Set task:
Go over the entries below line by line, copying each one that contains the word "label".

>> begin Information provided

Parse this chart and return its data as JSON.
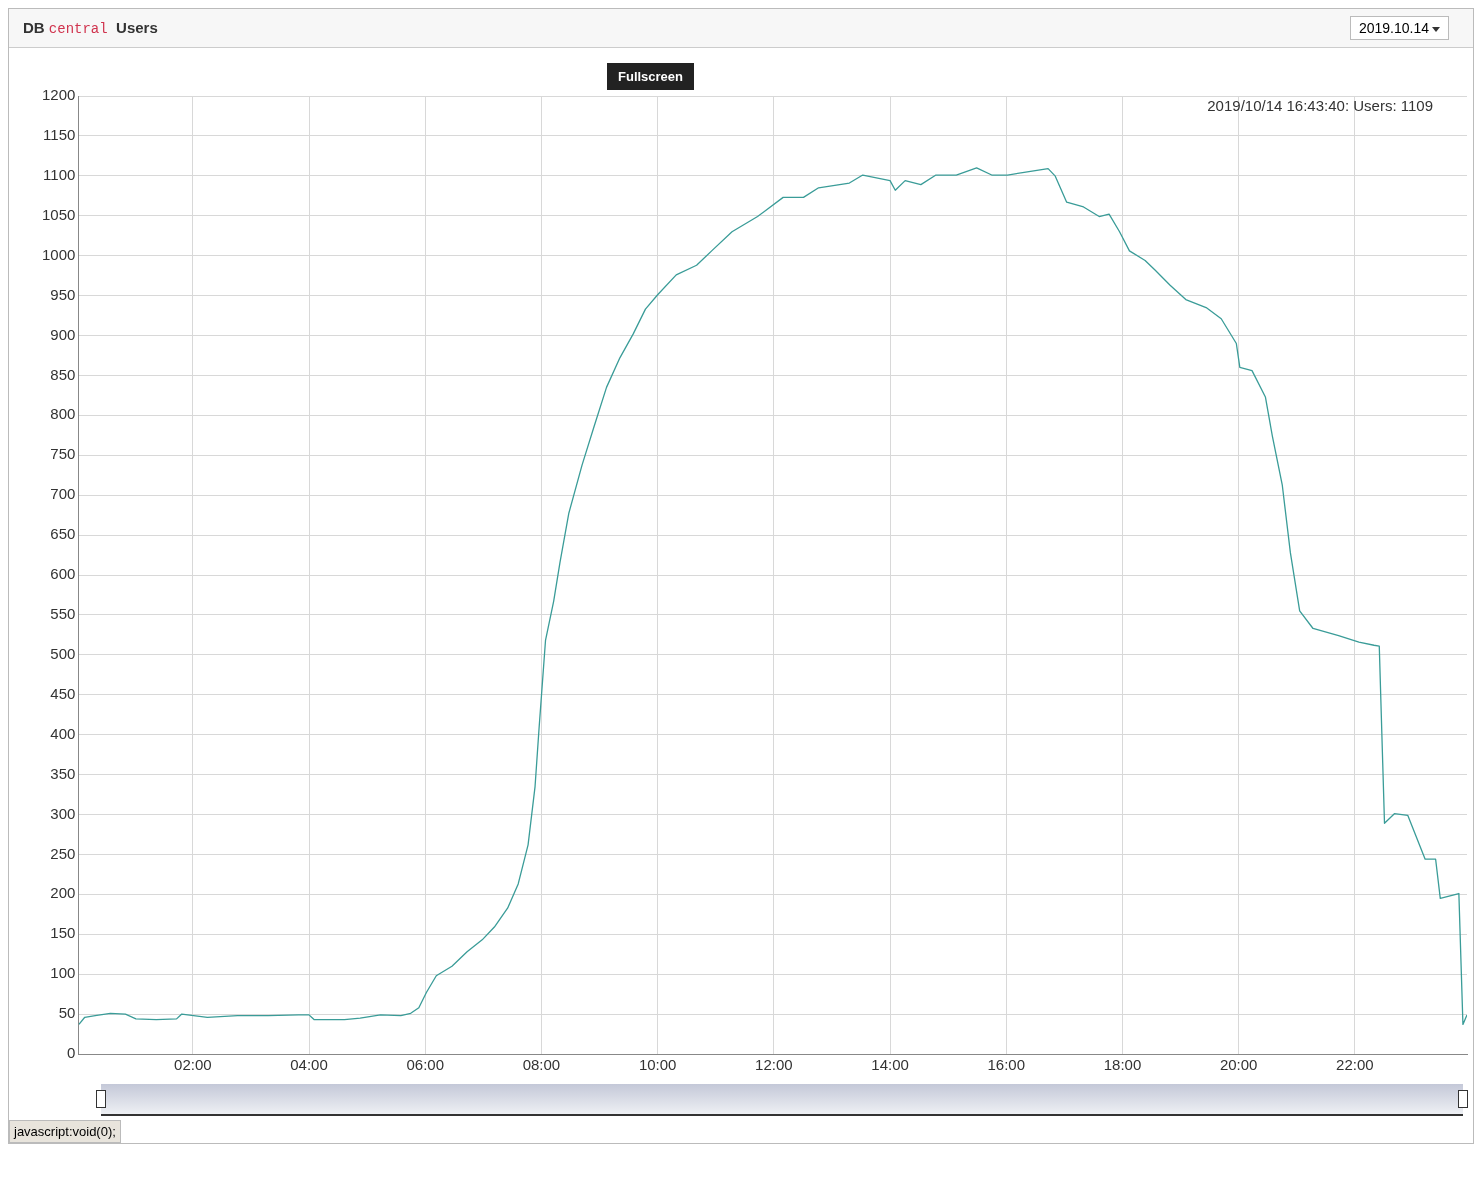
{
  "chart_data": {
    "type": "line",
    "title": "DB central Users",
    "annotations": [
      "2019/10/14 16:43:40: Users: 1109",
      "2019.10.14",
      "Fullscreen",
      "javascript:void(0);"
    ],
    "xlim": [
      0.03,
      23.93
    ],
    "xticks": [
      {
        "value": 2,
        "label": "02:00"
      },
      {
        "value": 4,
        "label": "04:00"
      },
      {
        "value": 6,
        "label": "06:00"
      },
      {
        "value": 8,
        "label": "08:00"
      },
      {
        "value": 10,
        "label": "10:00"
      },
      {
        "value": 12,
        "label": "12:00"
      },
      {
        "value": 14,
        "label": "14:00"
      },
      {
        "value": 16,
        "label": "16:00"
      },
      {
        "value": 18,
        "label": "18:00"
      },
      {
        "value": 20,
        "label": "20:00"
      },
      {
        "value": 22,
        "label": "22:00"
      }
    ],
    "ylim": [
      0,
      1200
    ],
    "yticks": [
      0,
      50,
      100,
      150,
      200,
      250,
      300,
      350,
      400,
      450,
      500,
      550,
      600,
      650,
      700,
      750,
      800,
      850,
      900,
      950,
      1000,
      1050,
      1100,
      1150,
      1200
    ],
    "grid": true,
    "legend": false,
    "marker": "none",
    "line_style": "solid",
    "series": [
      {
        "color": "#3a9c98",
        "x": [
          0.04,
          0.14,
          0.32,
          0.58,
          0.84,
          1.02,
          1.37,
          1.72,
          1.81,
          2.25,
          2.77,
          3.3,
          3.82,
          4.0,
          4.09,
          4.61,
          4.88,
          5.23,
          5.58,
          5.75,
          5.89,
          6.02,
          6.19,
          6.46,
          6.72,
          6.98,
          7.19,
          7.42,
          7.6,
          7.77,
          7.89,
          7.96,
          8.07,
          8.21,
          8.32,
          8.47,
          8.7,
          8.91,
          9.12,
          9.35,
          9.58,
          9.79,
          10.0,
          10.32,
          10.67,
          10.93,
          11.28,
          11.72,
          12.16,
          12.51,
          12.77,
          13.3,
          13.53,
          14.0,
          14.09,
          14.26,
          14.53,
          14.79,
          15.14,
          15.49,
          15.75,
          16.02,
          16.28,
          16.72,
          16.84,
          17.04,
          17.33,
          17.6,
          17.77,
          17.95,
          18.12,
          18.39,
          18.56,
          18.82,
          19.09,
          19.44,
          19.7,
          19.96,
          20.02,
          20.23,
          20.46,
          20.58,
          20.75,
          20.89,
          21.05,
          21.28,
          21.72,
          22.07,
          22.33,
          22.42,
          22.51,
          22.68,
          22.91,
          23.21,
          23.39,
          23.47,
          23.79,
          23.86,
          23.93
        ],
        "values": [
          37,
          46,
          48,
          51,
          50,
          44,
          43,
          44,
          50,
          46,
          48,
          48,
          49,
          49,
          43,
          43,
          45,
          49,
          48,
          51,
          58,
          77,
          98,
          110,
          128,
          143,
          159,
          183,
          213,
          262,
          335,
          409,
          518,
          567,
          616,
          677,
          738,
          787,
          835,
          872,
          902,
          933,
          951,
          976,
          988,
          1006,
          1030,
          1049,
          1073,
          1073,
          1085,
          1091,
          1101,
          1094,
          1082,
          1094,
          1089,
          1101,
          1101,
          1110,
          1101,
          1101,
          1104,
          1109,
          1100,
          1067,
          1061,
          1049,
          1052,
          1030,
          1006,
          994,
          982,
          963,
          945,
          935,
          921,
          890,
          860,
          856,
          823,
          774,
          713,
          628,
          555,
          533,
          524,
          516,
          512,
          511,
          289,
          301,
          299,
          244,
          244,
          195,
          201,
          37,
          49
        ]
      }
    ]
  }
}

>> end Information provided

Full answer:
        "label": "02:00"
        "label": "04:00"
        "label": "06:00"
        "label": "08:00"
        "label": "10:00"
        "label": "12:00"
        "label": "14:00"
        "label": "16:00"
        "label": "18:00"
        "label": "20:00"
        "label": "22:00"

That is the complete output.